• PROBLEM DESCRIPTION: Below are the records. List every line holding the word "溶液等体积混合".
━━━━
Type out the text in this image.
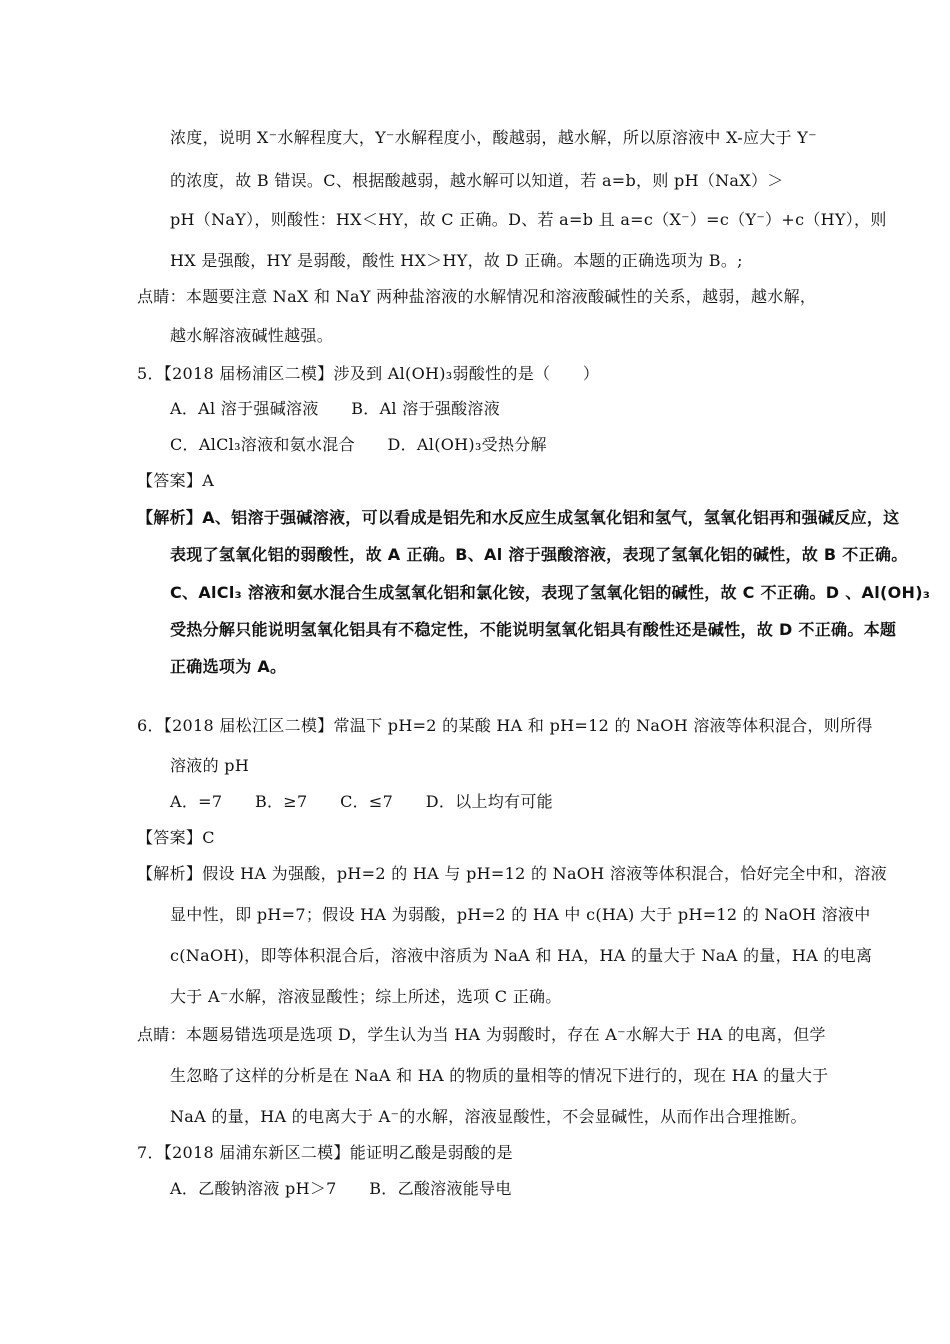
浓度，说明 X⁻水解程度大，Y⁻水解程度小，酸越弱，越水解，所以原溶液中 X-应大于 Y⁻
的浓度，故 B 错误。C、根据酸越弱，越水解可以知道，若 a=b，则 pH（NaX）＞
pH（NaY），则酸性：HX＜HY，故 C 正确。D、若 a=b 且 a=c（X⁻）=c（Y⁻）+c（HY），则
HX 是强酸，HY 是弱酸，酸性 HX＞HY，故 D 正确。本题的正确选项为 B。;
点睛：本题要注意 NaX 和 NaY 两种盐溶液的水解情况和溶液酸碱性的关系，越弱，越水解，
越水解溶液碱性越强。
5．【2018 届杨浦区二模】涉及到 Al(OH)₃弱酸性的是（　　）
A．Al 溶于强碱溶液　　B．Al 溶于强酸溶液
C．AlCl₃溶液和氨水混合　　D．Al(OH)₃受热分解
【答案】A
【解析】A、铝溶于强碱溶液，可以看成是铝先和水反应生成氢氧化铝和氢气，氢氧化铝再和强碱反应，这
表现了氢氧化铝的弱酸性，故 A 正确。B、Al 溶于强酸溶液，表现了氢氧化铝的碱性，故 B 不正确。
C、AlCl₃ 溶液和氨水混合生成氢氧化铝和氯化铵，表现了氢氧化铝的碱性，故 C 不正确。D 、Al(OH)₃
受热分解只能说明氢氧化铝具有不稳定性，不能说明氢氧化铝具有酸性还是碱性，故 D 不正确。本题
正确选项为 A。
6．【2018 届松江区二模】常温下 pH=2 的某酸 HA 和 pH=12 的 NaOH 溶液等体积混合，则所得
溶液的 pH
A．=7　　B．≥7　　C．≤7　　D．以上均有可能
【答案】C
【解析】假设 HA 为强酸，pH=2 的 HA 与 pH=12 的 NaOH 溶液等体积混合，恰好完全中和，溶液
显中性，即 pH=7；假设 HA 为弱酸，pH=2 的 HA 中 c(HA) 大于 pH=12 的 NaOH 溶液中
c(NaOH)，即等体积混合后，溶液中溶质为 NaA 和 HA，HA 的量大于 NaA 的量，HA 的电离
大于 A⁻水解，溶液显酸性；综上所述，选项 C 正确。
点睛：本题易错选项是选项 D，学生认为当 HA 为弱酸时，存在 A⁻水解大于 HA 的电离，但学
生忽略了这样的分析是在 NaA 和 HA 的物质的量相等的情况下进行的，现在 HA 的量大于
NaA 的量，HA 的电离大于 A⁻的水解，溶液显酸性，不会显碱性，从而作出合理推断。
7．【2018 届浦东新区二模】能证明乙酸是弱酸的是
A．乙酸钠溶液 pH＞7　　B．乙酸溶液能导电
━━━━
• THE SOLUTION:
6．【2018 届松江区二模】常温下 pH=2 的某酸 HA 和 pH=12 的 NaOH 溶液等体积混合，则所得
【解析】假设 HA 为强酸，pH=2 的 HA 与 pH=12 的 NaOH 溶液等体积混合，恰好完全中和，溶液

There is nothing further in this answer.